(Entries with figure data)
┌──
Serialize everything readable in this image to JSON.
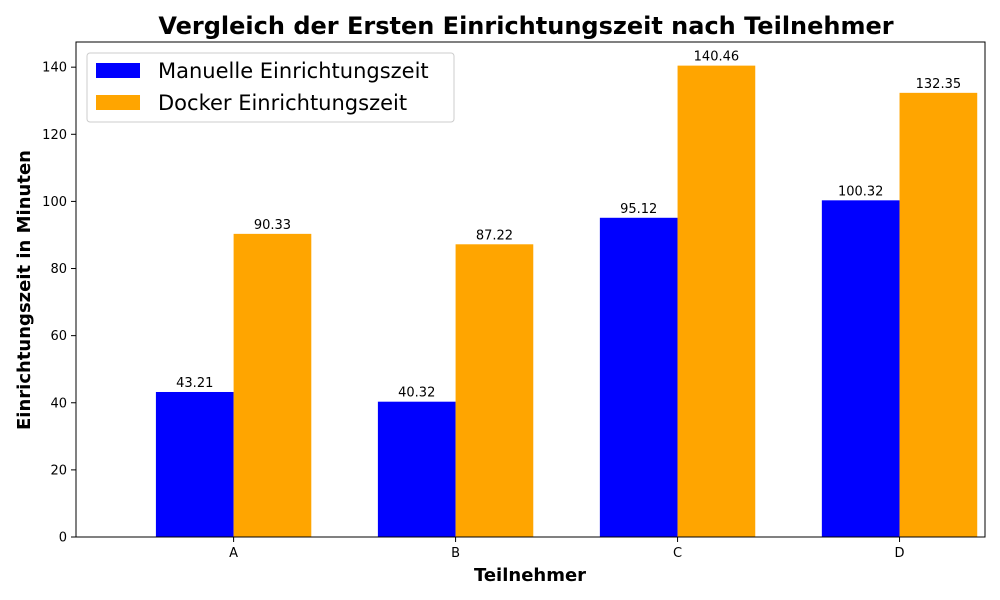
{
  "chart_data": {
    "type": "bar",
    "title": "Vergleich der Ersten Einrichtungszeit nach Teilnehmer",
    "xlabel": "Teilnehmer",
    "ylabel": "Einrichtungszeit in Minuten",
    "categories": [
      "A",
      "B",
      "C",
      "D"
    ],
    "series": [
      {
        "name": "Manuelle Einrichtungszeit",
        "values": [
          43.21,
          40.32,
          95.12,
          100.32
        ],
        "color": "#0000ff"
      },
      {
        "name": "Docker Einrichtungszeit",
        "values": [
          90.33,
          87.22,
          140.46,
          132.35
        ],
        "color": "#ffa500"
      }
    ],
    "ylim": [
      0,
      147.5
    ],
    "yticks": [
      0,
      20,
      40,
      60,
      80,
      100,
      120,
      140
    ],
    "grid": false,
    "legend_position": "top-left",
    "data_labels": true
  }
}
└──
┌──
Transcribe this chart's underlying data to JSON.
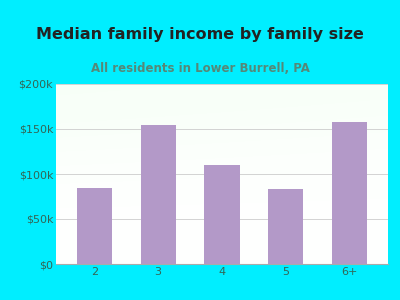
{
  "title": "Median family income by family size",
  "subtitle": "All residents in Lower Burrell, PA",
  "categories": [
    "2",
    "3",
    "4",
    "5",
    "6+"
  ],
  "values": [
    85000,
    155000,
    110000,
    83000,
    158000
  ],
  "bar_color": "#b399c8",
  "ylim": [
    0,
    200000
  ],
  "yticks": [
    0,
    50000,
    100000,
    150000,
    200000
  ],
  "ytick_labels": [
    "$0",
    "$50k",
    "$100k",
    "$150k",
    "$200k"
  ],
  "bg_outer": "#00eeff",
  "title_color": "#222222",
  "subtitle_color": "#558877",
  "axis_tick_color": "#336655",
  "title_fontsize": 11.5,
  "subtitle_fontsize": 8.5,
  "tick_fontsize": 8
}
└──
┌──
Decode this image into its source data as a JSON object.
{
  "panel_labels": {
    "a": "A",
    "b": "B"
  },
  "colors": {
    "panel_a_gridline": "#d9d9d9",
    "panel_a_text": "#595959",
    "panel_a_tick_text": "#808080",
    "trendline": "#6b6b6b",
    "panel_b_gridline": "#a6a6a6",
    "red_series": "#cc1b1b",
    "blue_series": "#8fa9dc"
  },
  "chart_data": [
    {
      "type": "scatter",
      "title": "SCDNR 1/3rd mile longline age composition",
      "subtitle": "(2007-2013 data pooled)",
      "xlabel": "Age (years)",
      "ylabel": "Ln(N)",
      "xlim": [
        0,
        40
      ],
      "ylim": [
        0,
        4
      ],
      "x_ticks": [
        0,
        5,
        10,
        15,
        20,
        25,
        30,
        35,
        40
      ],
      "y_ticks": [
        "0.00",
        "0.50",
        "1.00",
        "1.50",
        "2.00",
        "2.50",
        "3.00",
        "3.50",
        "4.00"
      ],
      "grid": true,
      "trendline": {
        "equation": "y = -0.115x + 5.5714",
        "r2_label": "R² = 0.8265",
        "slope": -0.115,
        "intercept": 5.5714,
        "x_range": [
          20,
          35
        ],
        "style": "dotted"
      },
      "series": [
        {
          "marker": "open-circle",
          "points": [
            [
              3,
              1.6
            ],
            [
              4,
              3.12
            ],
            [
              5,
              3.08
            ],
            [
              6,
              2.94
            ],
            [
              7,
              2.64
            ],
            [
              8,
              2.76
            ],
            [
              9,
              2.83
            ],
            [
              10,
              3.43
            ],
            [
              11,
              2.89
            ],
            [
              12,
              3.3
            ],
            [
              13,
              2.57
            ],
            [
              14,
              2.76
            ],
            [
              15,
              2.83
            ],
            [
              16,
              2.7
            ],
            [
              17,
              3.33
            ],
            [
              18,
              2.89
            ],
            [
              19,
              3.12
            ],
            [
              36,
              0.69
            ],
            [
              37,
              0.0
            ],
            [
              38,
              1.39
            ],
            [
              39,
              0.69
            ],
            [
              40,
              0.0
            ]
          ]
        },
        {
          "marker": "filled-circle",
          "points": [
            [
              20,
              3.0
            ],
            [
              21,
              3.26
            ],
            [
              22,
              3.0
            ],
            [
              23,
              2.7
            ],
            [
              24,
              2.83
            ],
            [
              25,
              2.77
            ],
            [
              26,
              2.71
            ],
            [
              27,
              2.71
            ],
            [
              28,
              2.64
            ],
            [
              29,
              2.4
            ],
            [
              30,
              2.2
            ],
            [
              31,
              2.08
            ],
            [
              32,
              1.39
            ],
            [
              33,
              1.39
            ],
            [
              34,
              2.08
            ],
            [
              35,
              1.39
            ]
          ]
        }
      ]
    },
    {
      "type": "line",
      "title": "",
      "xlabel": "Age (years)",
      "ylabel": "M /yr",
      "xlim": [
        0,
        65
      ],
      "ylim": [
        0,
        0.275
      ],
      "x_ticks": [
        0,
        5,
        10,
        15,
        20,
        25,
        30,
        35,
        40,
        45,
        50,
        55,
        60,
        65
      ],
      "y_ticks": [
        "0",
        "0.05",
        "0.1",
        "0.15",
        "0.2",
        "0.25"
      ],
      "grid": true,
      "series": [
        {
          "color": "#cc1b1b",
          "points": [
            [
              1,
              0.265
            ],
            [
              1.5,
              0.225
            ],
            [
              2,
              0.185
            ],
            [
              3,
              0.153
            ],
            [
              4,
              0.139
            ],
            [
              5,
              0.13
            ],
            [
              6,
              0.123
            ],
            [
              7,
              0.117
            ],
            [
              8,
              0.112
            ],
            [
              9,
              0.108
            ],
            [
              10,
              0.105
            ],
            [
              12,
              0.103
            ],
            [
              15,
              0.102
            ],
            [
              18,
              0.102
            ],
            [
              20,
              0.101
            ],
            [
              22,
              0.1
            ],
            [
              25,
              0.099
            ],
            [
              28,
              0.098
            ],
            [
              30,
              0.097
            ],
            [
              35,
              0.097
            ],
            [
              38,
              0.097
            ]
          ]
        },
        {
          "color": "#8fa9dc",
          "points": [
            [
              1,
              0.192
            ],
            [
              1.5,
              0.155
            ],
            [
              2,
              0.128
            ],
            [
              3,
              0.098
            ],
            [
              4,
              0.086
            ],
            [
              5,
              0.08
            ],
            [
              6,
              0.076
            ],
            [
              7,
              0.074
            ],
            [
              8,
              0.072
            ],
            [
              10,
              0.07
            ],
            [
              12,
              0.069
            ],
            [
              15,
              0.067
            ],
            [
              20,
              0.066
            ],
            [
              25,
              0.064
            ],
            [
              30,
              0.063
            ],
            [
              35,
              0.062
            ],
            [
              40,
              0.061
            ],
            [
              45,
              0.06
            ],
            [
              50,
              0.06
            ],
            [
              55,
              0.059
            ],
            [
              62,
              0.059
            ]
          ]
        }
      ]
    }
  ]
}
└──
Goal =
Scan the records above for the string "JSON", then report every line that contains it.

Final answer =
Serialize everything readable in this image to JSON.
Transcribe this chart's underlying data to JSON.
Decode this image into its source data as a JSON object.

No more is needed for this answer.